YOUR GOAL: Copy the following lines without any changes.
=== DATA ROWS ===
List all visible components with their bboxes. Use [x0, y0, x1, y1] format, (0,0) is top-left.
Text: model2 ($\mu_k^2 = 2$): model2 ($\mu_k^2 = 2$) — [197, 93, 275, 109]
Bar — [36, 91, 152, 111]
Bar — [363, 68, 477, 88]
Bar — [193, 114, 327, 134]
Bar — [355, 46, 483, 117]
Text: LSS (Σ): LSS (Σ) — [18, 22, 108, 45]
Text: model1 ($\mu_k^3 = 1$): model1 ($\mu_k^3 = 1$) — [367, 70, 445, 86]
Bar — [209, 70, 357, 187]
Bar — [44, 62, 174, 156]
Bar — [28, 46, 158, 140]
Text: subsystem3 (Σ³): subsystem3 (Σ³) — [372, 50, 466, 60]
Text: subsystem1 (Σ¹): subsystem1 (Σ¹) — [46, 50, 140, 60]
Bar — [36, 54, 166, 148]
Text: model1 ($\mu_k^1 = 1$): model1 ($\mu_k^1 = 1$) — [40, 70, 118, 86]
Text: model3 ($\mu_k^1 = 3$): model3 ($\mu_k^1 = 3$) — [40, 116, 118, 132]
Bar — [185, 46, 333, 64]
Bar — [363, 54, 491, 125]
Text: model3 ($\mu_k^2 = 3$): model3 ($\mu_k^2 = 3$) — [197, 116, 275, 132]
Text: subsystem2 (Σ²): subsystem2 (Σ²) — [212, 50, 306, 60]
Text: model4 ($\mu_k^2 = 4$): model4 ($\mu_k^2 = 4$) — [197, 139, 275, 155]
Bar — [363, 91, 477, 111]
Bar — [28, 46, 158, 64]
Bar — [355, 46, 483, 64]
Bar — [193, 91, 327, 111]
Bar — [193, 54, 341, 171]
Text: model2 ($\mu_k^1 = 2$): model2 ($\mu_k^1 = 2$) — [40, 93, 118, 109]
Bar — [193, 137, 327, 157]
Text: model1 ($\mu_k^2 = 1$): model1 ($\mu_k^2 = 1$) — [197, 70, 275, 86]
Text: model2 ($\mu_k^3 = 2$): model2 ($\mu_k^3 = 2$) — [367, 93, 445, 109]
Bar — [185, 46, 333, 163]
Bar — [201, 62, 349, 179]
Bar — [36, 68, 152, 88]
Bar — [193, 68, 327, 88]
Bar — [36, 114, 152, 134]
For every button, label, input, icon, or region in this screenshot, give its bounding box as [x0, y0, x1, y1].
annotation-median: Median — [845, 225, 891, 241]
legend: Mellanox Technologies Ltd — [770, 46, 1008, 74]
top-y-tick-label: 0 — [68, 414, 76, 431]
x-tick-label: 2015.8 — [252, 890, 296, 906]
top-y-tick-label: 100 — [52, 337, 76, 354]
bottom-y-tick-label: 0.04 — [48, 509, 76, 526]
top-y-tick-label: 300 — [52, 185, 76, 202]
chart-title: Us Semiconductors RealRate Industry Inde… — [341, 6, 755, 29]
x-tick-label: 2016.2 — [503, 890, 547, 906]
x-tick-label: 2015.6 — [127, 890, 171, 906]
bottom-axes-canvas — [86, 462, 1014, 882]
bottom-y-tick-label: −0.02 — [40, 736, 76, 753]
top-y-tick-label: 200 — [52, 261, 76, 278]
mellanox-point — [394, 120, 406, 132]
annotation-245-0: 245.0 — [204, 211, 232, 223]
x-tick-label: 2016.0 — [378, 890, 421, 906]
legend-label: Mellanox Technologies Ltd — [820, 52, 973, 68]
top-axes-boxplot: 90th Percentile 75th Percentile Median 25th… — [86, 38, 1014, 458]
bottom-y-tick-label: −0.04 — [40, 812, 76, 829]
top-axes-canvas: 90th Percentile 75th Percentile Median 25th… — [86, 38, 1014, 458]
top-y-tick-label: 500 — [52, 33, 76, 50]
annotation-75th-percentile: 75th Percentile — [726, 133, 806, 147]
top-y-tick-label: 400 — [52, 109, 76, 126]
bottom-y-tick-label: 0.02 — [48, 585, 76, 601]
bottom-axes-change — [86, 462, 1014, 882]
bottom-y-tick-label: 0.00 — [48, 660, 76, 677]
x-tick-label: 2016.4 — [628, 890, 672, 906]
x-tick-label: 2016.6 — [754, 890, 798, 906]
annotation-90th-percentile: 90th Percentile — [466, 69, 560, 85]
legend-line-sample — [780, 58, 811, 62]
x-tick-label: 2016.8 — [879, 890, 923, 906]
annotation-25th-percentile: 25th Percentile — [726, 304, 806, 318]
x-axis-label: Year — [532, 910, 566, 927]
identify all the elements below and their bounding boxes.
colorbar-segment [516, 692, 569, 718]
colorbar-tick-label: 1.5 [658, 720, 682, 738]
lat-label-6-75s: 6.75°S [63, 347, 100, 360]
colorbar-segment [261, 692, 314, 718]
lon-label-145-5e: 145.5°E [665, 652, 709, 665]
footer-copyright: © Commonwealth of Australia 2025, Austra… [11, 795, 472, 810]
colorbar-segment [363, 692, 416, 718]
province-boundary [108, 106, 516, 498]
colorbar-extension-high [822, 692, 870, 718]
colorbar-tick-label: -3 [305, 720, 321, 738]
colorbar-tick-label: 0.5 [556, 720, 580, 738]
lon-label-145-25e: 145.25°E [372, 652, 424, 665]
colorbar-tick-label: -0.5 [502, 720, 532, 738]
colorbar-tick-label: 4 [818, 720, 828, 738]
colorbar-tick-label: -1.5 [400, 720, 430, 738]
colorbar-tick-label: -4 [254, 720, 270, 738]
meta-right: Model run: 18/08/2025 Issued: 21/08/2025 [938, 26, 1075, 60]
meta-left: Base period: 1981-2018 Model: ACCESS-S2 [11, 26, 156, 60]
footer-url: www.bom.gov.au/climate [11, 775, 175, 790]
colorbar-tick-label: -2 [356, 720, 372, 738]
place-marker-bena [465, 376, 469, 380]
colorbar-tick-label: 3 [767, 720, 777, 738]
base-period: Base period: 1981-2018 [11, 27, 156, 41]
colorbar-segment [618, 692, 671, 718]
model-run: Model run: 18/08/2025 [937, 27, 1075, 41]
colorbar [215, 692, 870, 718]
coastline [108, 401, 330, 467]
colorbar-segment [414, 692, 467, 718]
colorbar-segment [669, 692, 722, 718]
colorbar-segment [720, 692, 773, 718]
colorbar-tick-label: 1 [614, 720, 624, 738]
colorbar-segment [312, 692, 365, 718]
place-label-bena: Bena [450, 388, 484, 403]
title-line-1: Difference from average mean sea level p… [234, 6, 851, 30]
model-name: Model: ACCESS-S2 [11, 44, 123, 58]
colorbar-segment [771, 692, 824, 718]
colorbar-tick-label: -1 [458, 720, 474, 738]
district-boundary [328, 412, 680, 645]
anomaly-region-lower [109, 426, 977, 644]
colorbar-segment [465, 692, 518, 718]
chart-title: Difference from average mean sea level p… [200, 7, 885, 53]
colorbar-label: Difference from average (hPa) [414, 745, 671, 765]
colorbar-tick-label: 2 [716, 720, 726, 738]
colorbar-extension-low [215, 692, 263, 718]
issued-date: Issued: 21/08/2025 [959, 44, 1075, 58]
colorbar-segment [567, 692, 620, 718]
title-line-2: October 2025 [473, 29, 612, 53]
===
RESULT OF THE TASK:
List all visible components with their bboxes. Use [x0, y0, x1, y1] format, (0,0) is top-left.
Text: model2 ($\mu_k^2 = 2$): model2 ($\mu_k^2 = 2$) — [197, 93, 275, 109]
Bar — [36, 91, 152, 111]
Bar — [363, 68, 477, 88]
Bar — [193, 114, 327, 134]
Bar — [355, 46, 483, 117]
Text: LSS (Σ): LSS (Σ) — [18, 22, 108, 45]
Text: model1 ($\mu_k^3 = 1$): model1 ($\mu_k^3 = 1$) — [367, 70, 445, 86]
Bar — [209, 70, 357, 187]
Bar — [44, 62, 174, 156]
Bar — [28, 46, 158, 140]
Text: subsystem3 (Σ³): subsystem3 (Σ³) — [372, 50, 466, 60]
Text: subsystem1 (Σ¹): subsystem1 (Σ¹) — [46, 50, 140, 60]
Bar — [36, 54, 166, 148]
Text: model1 ($\mu_k^1 = 1$): model1 ($\mu_k^1 = 1$) — [40, 70, 118, 86]
Text: model3 ($\mu_k^1 = 3$): model3 ($\mu_k^1 = 3$) — [40, 116, 118, 132]
Bar — [185, 46, 333, 64]
Bar — [363, 54, 491, 125]
Text: model3 ($\mu_k^2 = 3$): model3 ($\mu_k^2 = 3$) — [197, 116, 275, 132]
Text: subsystem2 (Σ²): subsystem2 (Σ²) — [212, 50, 306, 60]
Text: model4 ($\mu_k^2 = 4$): model4 ($\mu_k^2 = 4$) — [197, 139, 275, 155]
Bar — [363, 91, 477, 111]
Bar — [28, 46, 158, 64]
Bar — [355, 46, 483, 64]
Bar — [193, 91, 327, 111]
Bar — [193, 54, 341, 171]
Text: model2 ($\mu_k^1 = 2$): model2 ($\mu_k^1 = 2$) — [40, 93, 118, 109]
Bar — [193, 137, 327, 157]
Text: model1 ($\mu_k^2 = 1$): model1 ($\mu_k^2 = 1$) — [197, 70, 275, 86]
Text: model2 ($\mu_k^3 = 2$): model2 ($\mu_k^3 = 2$) — [367, 93, 445, 109]
Bar — [185, 46, 333, 163]
Bar — [201, 62, 349, 179]
Bar — [36, 68, 152, 88]
Bar — [193, 68, 327, 88]
Bar — [36, 114, 152, 134]
For every button, label, input, icon, or region in this screenshot, give its bounding box as [x0, y0, x1, y1].
annotation-median: Median — [845, 225, 891, 241]
legend: Mellanox Technologies Ltd — [770, 46, 1008, 74]
top-y-tick-label: 0 — [68, 414, 76, 431]
x-tick-label: 2015.8 — [252, 890, 296, 906]
top-y-tick-label: 100 — [52, 337, 76, 354]
bottom-y-tick-label: 0.04 — [48, 509, 76, 526]
top-y-tick-label: 300 — [52, 185, 76, 202]
chart-title: Us Semiconductors RealRate Industry Inde… — [341, 6, 755, 29]
x-tick-label: 2016.2 — [503, 890, 547, 906]
x-tick-label: 2015.6 — [127, 890, 171, 906]
bottom-axes-canvas — [86, 462, 1014, 882]
bottom-y-tick-label: −0.02 — [40, 736, 76, 753]
top-y-tick-label: 200 — [52, 261, 76, 278]
mellanox-point — [394, 120, 406, 132]
annotation-245-0: 245.0 — [204, 211, 232, 223]
x-tick-label: 2016.0 — [378, 890, 421, 906]
legend-label: Mellanox Technologies Ltd — [820, 52, 973, 68]
top-axes-boxplot: 90th Percentile 75th Percentile Median 25th… — [86, 38, 1014, 458]
bottom-y-tick-label: −0.04 — [40, 812, 76, 829]
top-axes-canvas: 90th Percentile 75th Percentile Median 25th… — [86, 38, 1014, 458]
top-y-tick-label: 500 — [52, 33, 76, 50]
annotation-75th-percentile: 75th Percentile — [726, 133, 806, 147]
top-y-tick-label: 400 — [52, 109, 76, 126]
bottom-y-tick-label: 0.02 — [48, 585, 76, 601]
bottom-axes-change — [86, 462, 1014, 882]
bottom-y-tick-label: 0.00 — [48, 660, 76, 677]
x-tick-label: 2016.4 — [628, 890, 672, 906]
x-tick-label: 2016.6 — [754, 890, 798, 906]
annotation-90th-percentile: 90th Percentile — [466, 69, 560, 85]
legend-line-sample — [780, 58, 811, 62]
x-tick-label: 2016.8 — [879, 890, 923, 906]
annotation-25th-percentile: 25th Percentile — [726, 304, 806, 318]
x-axis-label: Year — [532, 910, 566, 927]
identify all the elements below and their bounding boxes.
colorbar-segment [516, 692, 569, 718]
colorbar-tick-label: 1.5 [658, 720, 682, 738]
lat-label-6-75s: 6.75°S [63, 347, 100, 360]
colorbar-segment [261, 692, 314, 718]
lon-label-145-5e: 145.5°E [665, 652, 709, 665]
footer-copyright: © Commonwealth of Australia 2025, Austra… [11, 795, 472, 810]
colorbar-segment [363, 692, 416, 718]
province-boundary [108, 106, 516, 498]
colorbar-extension-high [822, 692, 870, 718]
colorbar-tick-label: -3 [305, 720, 321, 738]
colorbar-tick-label: 0.5 [556, 720, 580, 738]
lon-label-145-25e: 145.25°E [372, 652, 424, 665]
colorbar-tick-label: -0.5 [502, 720, 532, 738]
colorbar-tick-label: 4 [818, 720, 828, 738]
colorbar-tick-label: -1.5 [400, 720, 430, 738]
colorbar-tick-label: -4 [254, 720, 270, 738]
meta-right: Model run: 18/08/2025 Issued: 21/08/2025 [938, 26, 1075, 60]
meta-left: Base period: 1981-2018 Model: ACCESS-S2 [11, 26, 156, 60]
footer-url: www.bom.gov.au/climate [11, 775, 175, 790]
colorbar-tick-label: -2 [356, 720, 372, 738]
place-marker-bena [465, 376, 469, 380]
colorbar-tick-label: 3 [767, 720, 777, 738]
base-period: Base period: 1981-2018 [11, 27, 156, 41]
colorbar-segment [618, 692, 671, 718]
model-run: Model run: 18/08/2025 [937, 27, 1075, 41]
colorbar [215, 692, 870, 718]
coastline [108, 401, 330, 467]
colorbar-segment [414, 692, 467, 718]
colorbar-segment [669, 692, 722, 718]
colorbar-segment [720, 692, 773, 718]
colorbar-tick-label: 1 [614, 720, 624, 738]
colorbar-segment [312, 692, 365, 718]
place-label-bena: Bena [450, 388, 484, 403]
title-line-1: Difference from average mean sea level p… [234, 6, 851, 30]
model-name: Model: ACCESS-S2 [11, 44, 123, 58]
colorbar-segment [771, 692, 824, 718]
colorbar-tick-label: -1 [458, 720, 474, 738]
district-boundary [328, 412, 680, 645]
anomaly-region-lower [109, 426, 977, 644]
colorbar-segment [465, 692, 518, 718]
chart-title: Difference from average mean sea level p… [200, 7, 885, 53]
colorbar-label: Difference from average (hPa) [414, 745, 671, 765]
colorbar-tick-label: 2 [716, 720, 726, 738]
colorbar-extension-low [215, 692, 263, 718]
issued-date: Issued: 21/08/2025 [959, 44, 1075, 58]
colorbar-segment [567, 692, 620, 718]
title-line-2: October 2025 [473, 29, 612, 53]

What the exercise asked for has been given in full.